Task inputs:
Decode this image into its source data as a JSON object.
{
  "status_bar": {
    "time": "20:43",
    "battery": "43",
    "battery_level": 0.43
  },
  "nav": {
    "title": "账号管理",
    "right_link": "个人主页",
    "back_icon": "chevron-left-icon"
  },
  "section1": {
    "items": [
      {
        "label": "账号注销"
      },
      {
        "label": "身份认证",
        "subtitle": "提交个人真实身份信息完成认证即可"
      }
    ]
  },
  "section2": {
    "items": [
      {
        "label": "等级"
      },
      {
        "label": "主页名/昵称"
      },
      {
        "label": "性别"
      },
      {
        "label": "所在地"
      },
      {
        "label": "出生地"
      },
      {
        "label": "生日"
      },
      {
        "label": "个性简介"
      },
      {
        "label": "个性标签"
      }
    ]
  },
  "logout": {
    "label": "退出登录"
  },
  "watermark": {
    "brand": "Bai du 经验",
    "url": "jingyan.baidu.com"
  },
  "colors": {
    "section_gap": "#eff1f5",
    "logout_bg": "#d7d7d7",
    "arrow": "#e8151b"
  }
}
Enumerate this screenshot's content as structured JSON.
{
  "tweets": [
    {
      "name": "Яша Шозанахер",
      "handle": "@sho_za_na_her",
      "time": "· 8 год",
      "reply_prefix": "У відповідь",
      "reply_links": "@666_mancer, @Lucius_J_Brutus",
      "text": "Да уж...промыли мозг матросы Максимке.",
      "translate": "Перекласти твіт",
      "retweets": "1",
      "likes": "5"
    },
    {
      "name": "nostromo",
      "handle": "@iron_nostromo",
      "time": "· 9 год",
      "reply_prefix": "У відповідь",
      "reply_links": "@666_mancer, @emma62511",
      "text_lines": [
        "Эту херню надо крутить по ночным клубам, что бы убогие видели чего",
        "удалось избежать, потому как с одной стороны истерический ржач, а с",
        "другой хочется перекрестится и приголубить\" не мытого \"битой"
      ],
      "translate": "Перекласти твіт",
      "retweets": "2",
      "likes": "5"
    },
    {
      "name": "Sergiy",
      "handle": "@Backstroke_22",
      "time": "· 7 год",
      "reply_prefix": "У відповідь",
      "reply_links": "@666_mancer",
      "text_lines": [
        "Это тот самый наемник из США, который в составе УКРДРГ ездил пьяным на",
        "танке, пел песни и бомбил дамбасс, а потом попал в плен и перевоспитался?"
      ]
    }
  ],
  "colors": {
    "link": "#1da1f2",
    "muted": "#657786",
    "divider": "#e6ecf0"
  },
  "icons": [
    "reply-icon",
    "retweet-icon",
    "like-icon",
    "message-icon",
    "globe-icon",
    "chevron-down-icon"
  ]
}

Exercise requirements: List every line from the entries above in which "name" appears.

Task response:
      "name": "Яша Шозанахер",
      "name": "nostromo",
      "name": "Sergiy",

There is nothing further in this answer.